[Records from a collection]

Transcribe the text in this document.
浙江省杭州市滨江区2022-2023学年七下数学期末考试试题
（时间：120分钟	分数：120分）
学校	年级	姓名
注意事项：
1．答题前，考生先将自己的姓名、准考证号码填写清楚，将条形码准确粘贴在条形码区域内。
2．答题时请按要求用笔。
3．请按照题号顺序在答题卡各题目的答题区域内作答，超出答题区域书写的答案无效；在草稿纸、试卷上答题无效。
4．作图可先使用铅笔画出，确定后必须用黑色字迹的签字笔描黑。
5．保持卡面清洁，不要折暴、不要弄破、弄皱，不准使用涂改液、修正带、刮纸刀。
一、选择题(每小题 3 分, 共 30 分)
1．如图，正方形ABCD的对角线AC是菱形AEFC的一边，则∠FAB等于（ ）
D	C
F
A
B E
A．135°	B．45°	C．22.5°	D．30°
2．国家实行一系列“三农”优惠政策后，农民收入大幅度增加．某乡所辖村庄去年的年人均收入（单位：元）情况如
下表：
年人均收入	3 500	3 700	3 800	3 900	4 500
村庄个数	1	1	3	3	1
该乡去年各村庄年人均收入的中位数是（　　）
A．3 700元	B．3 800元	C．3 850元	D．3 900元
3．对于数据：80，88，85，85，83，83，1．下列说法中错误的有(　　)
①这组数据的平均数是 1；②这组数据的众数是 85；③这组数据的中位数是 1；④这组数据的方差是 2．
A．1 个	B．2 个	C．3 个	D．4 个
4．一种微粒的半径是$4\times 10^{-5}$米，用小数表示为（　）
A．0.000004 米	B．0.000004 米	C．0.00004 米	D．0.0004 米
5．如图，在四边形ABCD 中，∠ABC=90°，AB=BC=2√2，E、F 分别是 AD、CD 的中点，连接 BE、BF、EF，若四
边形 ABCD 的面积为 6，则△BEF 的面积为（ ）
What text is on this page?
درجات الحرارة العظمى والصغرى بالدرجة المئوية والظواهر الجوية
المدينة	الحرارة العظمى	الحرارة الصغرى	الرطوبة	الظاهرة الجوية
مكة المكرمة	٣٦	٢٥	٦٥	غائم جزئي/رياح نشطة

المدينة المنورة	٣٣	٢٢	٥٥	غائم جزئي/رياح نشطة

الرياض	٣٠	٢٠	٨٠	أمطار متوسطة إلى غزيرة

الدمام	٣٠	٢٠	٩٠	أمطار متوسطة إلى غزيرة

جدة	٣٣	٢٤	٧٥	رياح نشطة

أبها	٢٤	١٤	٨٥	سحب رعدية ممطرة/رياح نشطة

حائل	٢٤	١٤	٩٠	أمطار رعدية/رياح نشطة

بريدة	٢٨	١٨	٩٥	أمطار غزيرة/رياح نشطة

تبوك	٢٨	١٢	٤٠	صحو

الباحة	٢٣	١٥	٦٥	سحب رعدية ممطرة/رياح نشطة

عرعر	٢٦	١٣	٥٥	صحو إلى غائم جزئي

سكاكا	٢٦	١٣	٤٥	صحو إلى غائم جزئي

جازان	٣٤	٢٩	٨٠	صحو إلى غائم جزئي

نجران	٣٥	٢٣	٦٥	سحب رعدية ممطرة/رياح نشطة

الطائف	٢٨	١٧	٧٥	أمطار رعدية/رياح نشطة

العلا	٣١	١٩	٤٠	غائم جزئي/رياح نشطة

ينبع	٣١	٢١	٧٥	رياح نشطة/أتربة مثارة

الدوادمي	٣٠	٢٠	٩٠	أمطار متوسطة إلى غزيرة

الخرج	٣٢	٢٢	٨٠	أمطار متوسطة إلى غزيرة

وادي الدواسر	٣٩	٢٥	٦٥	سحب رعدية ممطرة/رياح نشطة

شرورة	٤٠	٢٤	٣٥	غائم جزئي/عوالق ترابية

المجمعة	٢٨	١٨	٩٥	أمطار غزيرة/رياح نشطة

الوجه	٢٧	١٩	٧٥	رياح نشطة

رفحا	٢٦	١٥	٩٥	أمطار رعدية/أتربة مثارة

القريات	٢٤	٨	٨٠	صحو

▶ [What the exercise asks]: Return every record above exactly as it appears.

▶ [Written answer]:
Transcribe the text in this document.
浙江省杭州市滨江区2022-2023学年七下数学期末考试试题
（时间：120分钟	分数：120分）
学校	年级	姓名
注意事项：
1．答题前，考生先将自己的姓名、准考证号码填写清楚，将条形码准确粘贴在条形码区域内。
2．答题时请按要求用笔。
3．请按照题号顺序在答题卡各题目的答题区域内作答，超出答题区域书写的答案无效；在草稿纸、试卷上答题无效。
4．作图可先使用铅笔画出，确定后必须用黑色字迹的签字笔描黑。
5．保持卡面清洁，不要折暴、不要弄破、弄皱，不准使用涂改液、修正带、刮纸刀。
一、选择题(每小题 3 分, 共 30 分)
1．如图，正方形ABCD的对角线AC是菱形AEFC的一边，则∠FAB等于（ ）
D	C
F
A
B E
A．135°	B．45°	C．22.5°	D．30°
2．国家实行一系列“三农”优惠政策后，农民收入大幅度增加．某乡所辖村庄去年的年人均收入（单位：元）情况如
下表：
年人均收入	3 500	3 700	3 800	3 900	4 500
村庄个数	1	1	3	3	1
该乡去年各村庄年人均收入的中位数是（　　）
A．3 700元	B．3 800元	C．3 850元	D．3 900元
3．对于数据：80，88，85，85，83，83，1．下列说法中错误的有(　　)
①这组数据的平均数是 1；②这组数据的众数是 85；③这组数据的中位数是 1；④这组数据的方差是 2．
A．1 个	B．2 个	C．3 个	D．4 个
4．一种微粒的半径是$4\times 10^{-5}$米，用小数表示为（　）
A．0.000004 米	B．0.000004 米	C．0.00004 米	D．0.0004 米
5．如图，在四边形ABCD 中，∠ABC=90°，AB=BC=2√2，E、F 分别是 AD、CD 的中点，连接 BE、BF、EF，若四
边形 ABCD 的面积为 6，则△BEF 的面积为（ ）
What text is on this page?
درجات الحرارة العظمى والصغرى بالدرجة المئوية والظواهر الجوية
المدينة	الحرارة العظمى	الحرارة الصغرى	الرطوبة	الظاهرة الجوية
مكة المكرمة	٣٦	٢٥	٦٥	غائم جزئي/رياح نشطة

المدينة المنورة	٣٣	٢٢	٥٥	غائم جزئي/رياح نشطة

الرياض	٣٠	٢٠	٨٠	أمطار متوسطة إلى غزيرة

الدمام	٣٠	٢٠	٩٠	أمطار متوسطة إلى غزيرة

جدة	٣٣	٢٤	٧٥	رياح نشطة

أبها	٢٤	١٤	٨٥	سحب رعدية ممطرة/رياح نشطة

حائل	٢٤	١٤	٩٠	أمطار رعدية/رياح نشطة

بريدة	٢٨	١٨	٩٥	أمطار غزيرة/رياح نشطة

تبوك	٢٨	١٢	٤٠	صحو

الباحة	٢٣	١٥	٦٥	سحب رعدية ممطرة/رياح نشطة

عرعر	٢٦	١٣	٥٥	صحو إلى غائم جزئي

سكاكا	٢٦	١٣	٤٥	صحو إلى غائم جزئي

جازان	٣٤	٢٩	٨٠	صحو إلى غائم جزئي

نجران	٣٥	٢٣	٦٥	سحب رعدية ممطرة/رياح نشطة

الطائف	٢٨	١٧	٧٥	أمطار رعدية/رياح نشطة

العلا	٣١	١٩	٤٠	غائم جزئي/رياح نشطة

ينبع	٣١	٢١	٧٥	رياح نشطة/أتربة مثارة

الدوادمي	٣٠	٢٠	٩٠	أمطار متوسطة إلى غزيرة

الخرج	٣٢	٢٢	٨٠	أمطار متوسطة إلى غزيرة

وادي الدواسر	٣٩	٢٥	٦٥	سحب رعدية ممطرة/رياح نشطة

شرورة	٤٠	٢٤	٣٥	غائم جزئي/عوالق ترابية

المجمعة	٢٨	١٨	٩٥	أمطار غزيرة/رياح نشطة

الوجه	٢٧	١٩	٧٥	رياح نشطة

رفحا	٢٦	١٥	٩٥	أمطار رعدية/أتربة مثارة

القريات	٢٤	٨	٨٠	صحو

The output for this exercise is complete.